THE PROBLEM - Give only the number of lines that hold the word "capita".

[Records from a collection]
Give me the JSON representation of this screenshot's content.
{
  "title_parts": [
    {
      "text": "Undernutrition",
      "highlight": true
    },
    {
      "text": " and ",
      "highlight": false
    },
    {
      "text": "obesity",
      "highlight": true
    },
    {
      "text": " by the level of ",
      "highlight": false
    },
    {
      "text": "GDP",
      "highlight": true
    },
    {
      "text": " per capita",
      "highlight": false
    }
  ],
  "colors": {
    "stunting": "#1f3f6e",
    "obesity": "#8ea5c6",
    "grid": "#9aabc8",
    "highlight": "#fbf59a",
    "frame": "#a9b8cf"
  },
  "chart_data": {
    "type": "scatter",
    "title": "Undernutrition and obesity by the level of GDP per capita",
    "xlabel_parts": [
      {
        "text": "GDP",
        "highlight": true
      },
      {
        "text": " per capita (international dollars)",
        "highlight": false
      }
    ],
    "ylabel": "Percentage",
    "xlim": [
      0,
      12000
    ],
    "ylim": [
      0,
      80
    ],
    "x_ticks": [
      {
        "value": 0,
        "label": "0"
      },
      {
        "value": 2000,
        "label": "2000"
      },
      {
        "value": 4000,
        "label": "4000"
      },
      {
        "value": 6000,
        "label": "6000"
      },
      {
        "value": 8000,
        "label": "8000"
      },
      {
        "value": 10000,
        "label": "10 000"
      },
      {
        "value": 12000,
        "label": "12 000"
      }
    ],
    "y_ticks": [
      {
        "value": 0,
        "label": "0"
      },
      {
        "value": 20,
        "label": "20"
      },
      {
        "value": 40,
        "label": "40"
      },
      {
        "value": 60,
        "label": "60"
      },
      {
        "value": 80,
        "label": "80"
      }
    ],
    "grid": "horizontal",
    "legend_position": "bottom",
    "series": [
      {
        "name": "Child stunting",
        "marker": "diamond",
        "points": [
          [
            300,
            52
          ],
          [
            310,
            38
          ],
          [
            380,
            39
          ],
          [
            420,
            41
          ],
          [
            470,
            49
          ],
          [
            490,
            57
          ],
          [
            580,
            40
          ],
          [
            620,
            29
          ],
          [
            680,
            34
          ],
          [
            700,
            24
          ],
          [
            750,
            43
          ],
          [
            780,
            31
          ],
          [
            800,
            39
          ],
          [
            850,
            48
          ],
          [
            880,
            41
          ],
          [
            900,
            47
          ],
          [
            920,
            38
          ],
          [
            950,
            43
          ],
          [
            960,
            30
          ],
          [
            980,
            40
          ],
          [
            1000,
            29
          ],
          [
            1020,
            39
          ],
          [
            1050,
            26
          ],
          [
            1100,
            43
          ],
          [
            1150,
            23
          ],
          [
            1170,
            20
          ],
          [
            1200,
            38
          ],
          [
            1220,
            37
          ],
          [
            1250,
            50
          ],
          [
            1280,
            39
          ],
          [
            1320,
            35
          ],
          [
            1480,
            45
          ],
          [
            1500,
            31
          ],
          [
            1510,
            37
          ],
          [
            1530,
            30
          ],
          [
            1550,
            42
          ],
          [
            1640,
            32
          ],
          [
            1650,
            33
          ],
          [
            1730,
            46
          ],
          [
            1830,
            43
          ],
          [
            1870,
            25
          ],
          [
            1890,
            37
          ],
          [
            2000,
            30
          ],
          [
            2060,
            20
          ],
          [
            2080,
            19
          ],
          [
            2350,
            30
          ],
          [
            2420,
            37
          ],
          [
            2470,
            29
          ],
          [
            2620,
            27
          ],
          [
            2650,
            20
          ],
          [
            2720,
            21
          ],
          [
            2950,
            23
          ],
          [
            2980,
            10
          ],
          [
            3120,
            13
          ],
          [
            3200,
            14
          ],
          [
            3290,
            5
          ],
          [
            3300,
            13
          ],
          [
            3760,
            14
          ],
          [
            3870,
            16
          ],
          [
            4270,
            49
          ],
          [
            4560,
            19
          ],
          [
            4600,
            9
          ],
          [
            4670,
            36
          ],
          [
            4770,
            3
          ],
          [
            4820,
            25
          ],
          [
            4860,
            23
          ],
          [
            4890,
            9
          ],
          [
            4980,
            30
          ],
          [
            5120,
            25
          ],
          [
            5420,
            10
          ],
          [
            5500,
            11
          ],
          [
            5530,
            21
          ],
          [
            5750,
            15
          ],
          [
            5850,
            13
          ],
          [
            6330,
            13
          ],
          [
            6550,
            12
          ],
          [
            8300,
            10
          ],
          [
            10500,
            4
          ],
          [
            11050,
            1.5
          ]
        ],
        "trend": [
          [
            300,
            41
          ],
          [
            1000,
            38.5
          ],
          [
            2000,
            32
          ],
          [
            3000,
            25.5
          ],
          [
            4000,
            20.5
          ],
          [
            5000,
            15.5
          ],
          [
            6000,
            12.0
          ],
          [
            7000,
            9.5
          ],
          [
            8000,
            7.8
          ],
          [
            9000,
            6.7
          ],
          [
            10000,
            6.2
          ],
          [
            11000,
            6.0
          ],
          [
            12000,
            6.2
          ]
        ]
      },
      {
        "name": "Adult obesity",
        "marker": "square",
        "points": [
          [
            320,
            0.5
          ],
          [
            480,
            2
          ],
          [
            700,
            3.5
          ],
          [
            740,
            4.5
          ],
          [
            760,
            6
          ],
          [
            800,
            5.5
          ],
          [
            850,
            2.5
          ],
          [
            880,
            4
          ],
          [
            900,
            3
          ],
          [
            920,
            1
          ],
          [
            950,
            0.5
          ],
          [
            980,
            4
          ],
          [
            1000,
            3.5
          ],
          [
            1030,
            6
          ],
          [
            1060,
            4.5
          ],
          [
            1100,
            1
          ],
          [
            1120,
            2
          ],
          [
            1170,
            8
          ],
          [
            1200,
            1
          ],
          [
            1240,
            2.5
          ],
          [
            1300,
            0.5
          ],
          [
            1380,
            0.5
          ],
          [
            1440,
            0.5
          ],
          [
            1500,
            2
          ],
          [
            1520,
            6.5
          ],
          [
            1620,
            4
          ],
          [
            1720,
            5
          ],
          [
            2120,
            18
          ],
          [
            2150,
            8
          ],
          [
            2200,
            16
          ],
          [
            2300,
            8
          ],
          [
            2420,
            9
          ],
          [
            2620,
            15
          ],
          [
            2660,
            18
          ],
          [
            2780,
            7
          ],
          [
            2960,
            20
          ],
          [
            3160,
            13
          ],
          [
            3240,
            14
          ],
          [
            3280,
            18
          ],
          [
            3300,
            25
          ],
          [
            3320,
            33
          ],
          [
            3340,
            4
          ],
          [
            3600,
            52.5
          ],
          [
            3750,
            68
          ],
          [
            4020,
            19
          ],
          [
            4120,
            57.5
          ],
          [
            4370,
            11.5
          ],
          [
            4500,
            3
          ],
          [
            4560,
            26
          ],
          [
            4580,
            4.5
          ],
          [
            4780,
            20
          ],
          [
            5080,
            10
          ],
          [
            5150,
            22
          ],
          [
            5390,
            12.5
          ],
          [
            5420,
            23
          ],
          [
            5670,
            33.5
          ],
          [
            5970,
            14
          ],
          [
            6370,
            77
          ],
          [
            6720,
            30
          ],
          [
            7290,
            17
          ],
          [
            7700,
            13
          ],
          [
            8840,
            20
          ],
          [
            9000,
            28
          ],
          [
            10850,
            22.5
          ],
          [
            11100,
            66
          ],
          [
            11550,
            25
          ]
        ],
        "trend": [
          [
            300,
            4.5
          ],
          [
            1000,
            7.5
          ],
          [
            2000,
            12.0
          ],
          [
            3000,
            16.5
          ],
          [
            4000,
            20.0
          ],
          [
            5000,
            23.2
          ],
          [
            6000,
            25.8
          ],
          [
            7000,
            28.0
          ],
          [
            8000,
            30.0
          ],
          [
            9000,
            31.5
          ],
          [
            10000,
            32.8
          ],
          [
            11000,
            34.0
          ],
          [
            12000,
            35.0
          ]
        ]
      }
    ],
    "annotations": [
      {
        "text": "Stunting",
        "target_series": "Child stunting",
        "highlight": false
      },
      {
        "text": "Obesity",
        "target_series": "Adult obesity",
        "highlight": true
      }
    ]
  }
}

--

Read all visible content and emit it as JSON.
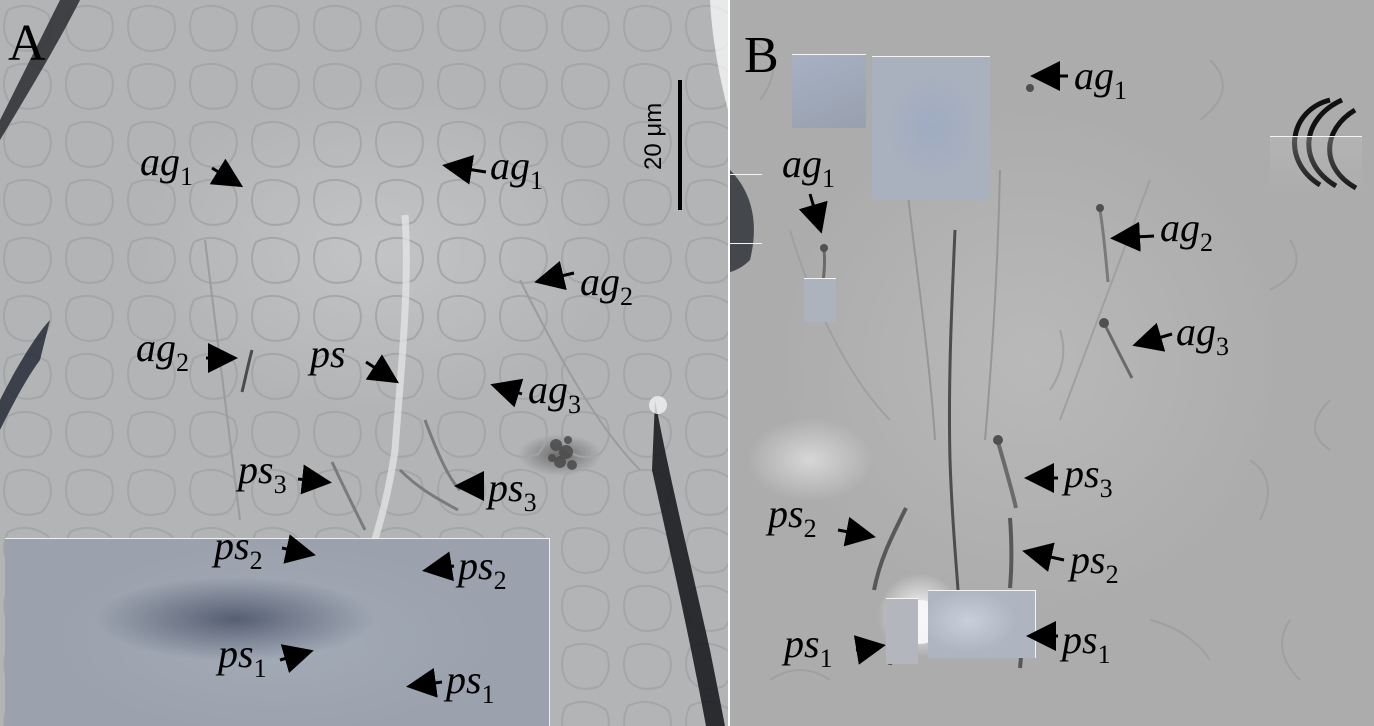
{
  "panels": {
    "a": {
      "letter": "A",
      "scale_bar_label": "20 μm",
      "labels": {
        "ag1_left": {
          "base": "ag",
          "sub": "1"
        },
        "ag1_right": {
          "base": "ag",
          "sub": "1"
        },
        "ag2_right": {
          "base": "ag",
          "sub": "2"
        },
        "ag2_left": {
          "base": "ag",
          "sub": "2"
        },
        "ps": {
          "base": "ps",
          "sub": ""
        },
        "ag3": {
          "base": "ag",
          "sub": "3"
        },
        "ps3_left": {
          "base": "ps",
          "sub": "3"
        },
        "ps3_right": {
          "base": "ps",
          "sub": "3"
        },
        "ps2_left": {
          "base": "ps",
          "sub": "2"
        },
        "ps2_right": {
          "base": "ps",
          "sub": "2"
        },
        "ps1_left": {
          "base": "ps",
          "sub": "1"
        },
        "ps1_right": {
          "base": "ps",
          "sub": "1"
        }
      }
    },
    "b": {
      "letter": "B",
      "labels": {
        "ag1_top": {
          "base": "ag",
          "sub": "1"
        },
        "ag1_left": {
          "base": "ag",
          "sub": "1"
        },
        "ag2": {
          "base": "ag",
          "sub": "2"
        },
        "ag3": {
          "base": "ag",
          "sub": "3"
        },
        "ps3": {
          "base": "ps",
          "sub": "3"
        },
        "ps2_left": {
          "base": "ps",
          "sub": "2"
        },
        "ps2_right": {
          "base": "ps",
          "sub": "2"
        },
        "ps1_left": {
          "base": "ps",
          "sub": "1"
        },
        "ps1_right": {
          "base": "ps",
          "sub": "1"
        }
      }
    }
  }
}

FULL ANSWER - 3